E no Rio Grande do Sul?
Aqui, tenho a impressão de que foi entre 10% e 20%, no máximo, principalmente de argentinos e uruguaios. Não foi tão expressivo quanto Florianópolis. Todo o litoral gaúcho e catarinense tem muito mais importância para esse turista do que Porto Alegre. Com a Orla, com todo o investimento que está sendo feito no setor de lazer, vamos precisar divulgar melhor a cidade para esse público.
Como está o projeto de expansão da ICH?
Nascemos em 1999 construindo os nossos hotéis próprios. Em 2004, migramos para prestação de serviços. Emprestamos o nome, o know-how (fórmula de negócio) e tecnologia para investidores. Esse modelo depende muito do anseio de fazer novos negócios, do potencial de colocar uma marca. Próxima abertura é em Chapecó (SC), um hotel Tru by Hilton. Temos um acordo com a rede Hilton e trouxemos para o Brasil a marca Tru by Hilton, de hotéis econômicos. Temos obras em Marechal Cândido Rondon (PR), Teresina (PI). Também temos uma unidade Tru by Hilton importante na região de Tatuapé, o nono endereço em São Paulo, e um Intercity, de hotelaria urbana média, em Cascavel (PR). Mas um dos projetos mais emblemáticos será o do hotel que estamos iniciando a construção agora, no Terminal 3 do Aeroporto Internacional de Guarulhos.
Qual será a bandeira?
Vai ser uma marca internacional que está sendo negociada ainda, e a operação é da ICH. Ainda tem o hotel em Porto Alegre, com a CFL, que vai trazer um outro patamar de hotelaria para capital gaúcha. Será um hotel dentro do Country Club, com 84 apartamentos, todos voltados para o campo. Já neste final de ano, início do ano que vem, o hotel vai começar a abrir as portas para o mercado gaúcho. Vamos ter dois papéis, de operador e de investidor. A CFL é incorporadora e sócia do empreendimento. Ainda estamos tratando a marca, mas garanto que é um hotelaria padrão superior. Nas próximas semanas, devemos ter algo para comentar.
Além de Porto Alegre, há outro projeto em andamento no Rio Grande do Sul?
::::
Copie, por favor, o trecho da entrevista sobre a ICH que vai de "Vai ser uma" a "andamento no Rio Grande do Sul?".

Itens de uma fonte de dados
::::
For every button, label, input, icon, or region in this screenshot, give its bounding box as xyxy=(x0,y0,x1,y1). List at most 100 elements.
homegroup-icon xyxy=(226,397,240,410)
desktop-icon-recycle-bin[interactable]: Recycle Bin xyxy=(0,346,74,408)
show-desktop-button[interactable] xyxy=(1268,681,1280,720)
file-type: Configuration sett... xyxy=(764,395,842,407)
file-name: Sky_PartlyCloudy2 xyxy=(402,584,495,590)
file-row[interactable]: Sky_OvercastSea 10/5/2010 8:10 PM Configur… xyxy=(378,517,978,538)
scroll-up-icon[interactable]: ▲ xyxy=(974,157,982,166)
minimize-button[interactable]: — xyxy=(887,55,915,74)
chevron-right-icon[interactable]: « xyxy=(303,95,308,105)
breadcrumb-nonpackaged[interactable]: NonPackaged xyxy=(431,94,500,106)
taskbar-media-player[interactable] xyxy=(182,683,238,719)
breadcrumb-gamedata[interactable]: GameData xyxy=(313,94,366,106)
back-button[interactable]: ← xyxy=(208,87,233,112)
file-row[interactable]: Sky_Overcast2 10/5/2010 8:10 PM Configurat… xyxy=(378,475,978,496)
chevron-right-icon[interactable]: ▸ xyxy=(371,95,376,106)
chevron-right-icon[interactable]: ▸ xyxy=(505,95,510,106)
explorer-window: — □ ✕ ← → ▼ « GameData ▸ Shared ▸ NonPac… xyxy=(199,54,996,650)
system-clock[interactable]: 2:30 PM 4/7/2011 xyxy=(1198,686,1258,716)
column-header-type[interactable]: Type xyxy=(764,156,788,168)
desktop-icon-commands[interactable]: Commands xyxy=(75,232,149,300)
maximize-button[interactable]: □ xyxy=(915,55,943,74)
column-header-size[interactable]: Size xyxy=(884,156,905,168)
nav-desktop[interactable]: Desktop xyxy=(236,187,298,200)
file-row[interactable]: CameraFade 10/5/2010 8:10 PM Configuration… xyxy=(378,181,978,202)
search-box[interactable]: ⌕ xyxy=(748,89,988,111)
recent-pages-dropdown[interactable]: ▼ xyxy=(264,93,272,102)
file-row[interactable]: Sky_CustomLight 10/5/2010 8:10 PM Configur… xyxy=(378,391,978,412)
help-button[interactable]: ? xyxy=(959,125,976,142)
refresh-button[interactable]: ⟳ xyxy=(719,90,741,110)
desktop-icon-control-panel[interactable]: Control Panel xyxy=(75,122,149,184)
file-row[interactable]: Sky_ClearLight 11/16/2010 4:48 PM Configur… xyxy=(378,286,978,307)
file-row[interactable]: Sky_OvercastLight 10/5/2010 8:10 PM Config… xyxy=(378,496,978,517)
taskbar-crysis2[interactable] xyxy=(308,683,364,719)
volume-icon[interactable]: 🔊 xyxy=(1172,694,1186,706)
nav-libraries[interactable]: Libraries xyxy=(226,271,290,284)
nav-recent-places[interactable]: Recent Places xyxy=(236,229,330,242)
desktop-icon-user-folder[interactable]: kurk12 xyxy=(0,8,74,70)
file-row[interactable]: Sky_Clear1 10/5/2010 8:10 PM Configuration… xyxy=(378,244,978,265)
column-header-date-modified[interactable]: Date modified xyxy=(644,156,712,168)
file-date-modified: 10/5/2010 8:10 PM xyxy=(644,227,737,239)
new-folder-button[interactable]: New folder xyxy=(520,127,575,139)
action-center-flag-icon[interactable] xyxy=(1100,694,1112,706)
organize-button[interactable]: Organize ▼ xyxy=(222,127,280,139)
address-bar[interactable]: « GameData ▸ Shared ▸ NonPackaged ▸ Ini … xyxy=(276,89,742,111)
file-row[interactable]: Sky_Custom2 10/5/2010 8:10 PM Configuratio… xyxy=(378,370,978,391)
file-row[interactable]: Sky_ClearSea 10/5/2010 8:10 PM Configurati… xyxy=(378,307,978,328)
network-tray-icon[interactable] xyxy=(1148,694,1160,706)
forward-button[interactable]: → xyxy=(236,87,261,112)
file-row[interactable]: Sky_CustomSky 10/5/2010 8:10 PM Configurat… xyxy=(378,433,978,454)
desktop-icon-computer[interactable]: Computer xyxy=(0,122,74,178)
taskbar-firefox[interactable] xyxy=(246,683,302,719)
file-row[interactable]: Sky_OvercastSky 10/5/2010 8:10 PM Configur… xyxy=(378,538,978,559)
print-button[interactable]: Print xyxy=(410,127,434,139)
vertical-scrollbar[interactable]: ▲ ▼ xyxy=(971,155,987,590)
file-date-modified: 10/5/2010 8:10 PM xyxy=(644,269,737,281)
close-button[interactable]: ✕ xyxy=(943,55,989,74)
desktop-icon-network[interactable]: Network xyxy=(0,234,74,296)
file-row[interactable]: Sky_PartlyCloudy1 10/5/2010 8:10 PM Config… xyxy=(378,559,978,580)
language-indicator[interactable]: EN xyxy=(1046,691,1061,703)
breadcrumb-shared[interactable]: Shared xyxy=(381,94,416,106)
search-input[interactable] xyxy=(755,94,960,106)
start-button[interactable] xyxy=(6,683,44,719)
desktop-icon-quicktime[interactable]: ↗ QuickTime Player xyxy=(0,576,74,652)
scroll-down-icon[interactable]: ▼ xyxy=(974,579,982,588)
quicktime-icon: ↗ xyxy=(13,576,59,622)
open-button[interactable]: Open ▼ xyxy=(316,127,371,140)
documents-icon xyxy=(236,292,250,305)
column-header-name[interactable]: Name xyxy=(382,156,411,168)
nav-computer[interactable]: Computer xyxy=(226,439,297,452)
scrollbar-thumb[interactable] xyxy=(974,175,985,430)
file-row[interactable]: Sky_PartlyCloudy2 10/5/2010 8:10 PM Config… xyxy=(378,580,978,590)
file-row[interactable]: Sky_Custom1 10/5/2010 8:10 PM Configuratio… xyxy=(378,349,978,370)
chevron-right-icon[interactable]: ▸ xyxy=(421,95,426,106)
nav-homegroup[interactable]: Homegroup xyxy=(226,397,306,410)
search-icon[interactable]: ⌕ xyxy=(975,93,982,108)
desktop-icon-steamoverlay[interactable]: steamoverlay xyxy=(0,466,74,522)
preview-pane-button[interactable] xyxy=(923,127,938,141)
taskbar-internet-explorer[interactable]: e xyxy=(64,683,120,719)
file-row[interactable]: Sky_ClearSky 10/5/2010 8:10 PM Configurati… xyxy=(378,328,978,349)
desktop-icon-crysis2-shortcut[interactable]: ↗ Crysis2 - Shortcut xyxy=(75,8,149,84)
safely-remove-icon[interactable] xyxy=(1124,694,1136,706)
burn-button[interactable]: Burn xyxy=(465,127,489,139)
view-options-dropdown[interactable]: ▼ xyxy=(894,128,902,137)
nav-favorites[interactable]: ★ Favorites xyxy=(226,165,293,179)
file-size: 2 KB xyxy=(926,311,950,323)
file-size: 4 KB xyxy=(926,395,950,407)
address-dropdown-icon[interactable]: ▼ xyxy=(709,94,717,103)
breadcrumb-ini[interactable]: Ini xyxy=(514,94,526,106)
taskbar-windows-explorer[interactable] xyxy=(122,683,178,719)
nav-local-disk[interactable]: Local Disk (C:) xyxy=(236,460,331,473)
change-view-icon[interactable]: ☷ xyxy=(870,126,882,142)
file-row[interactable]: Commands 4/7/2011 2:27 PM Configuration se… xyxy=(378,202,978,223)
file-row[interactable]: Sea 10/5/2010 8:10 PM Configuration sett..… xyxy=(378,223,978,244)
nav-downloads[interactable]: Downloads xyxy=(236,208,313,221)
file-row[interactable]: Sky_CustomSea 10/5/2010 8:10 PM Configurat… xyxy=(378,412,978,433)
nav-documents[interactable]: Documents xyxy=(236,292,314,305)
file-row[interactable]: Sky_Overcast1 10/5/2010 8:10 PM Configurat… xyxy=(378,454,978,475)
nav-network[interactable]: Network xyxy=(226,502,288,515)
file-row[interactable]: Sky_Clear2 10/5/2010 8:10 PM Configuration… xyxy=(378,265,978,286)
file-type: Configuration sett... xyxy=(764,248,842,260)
::::
(Resposta)
Vai ser uma marca internacional que está sendo negociada ainda, e a operação é da ICH. Ainda tem o hotel em Porto Alegre, com a CFL, que vai trazer um outro patamar de hotelaria para capital gaúcha. Será um hotel dentro do Country Club, com 84 apartamentos, todos voltados para o campo. Já neste final de ano, início do ano que vem, o hotel vai começar a abrir as portas para o mercado gaúcho. Vamos ter dois papéis, de operador e de investidor. A CFL é incorporadora e sócia do empreendimento. Ainda estamos tratando a marca, mas garanto que é um hotelaria padrão superior. Nas próximas semanas, devemos ter algo para comentar.
Além de Porto Alegre, há outro projeto em andamento no Rio Grande do Sul?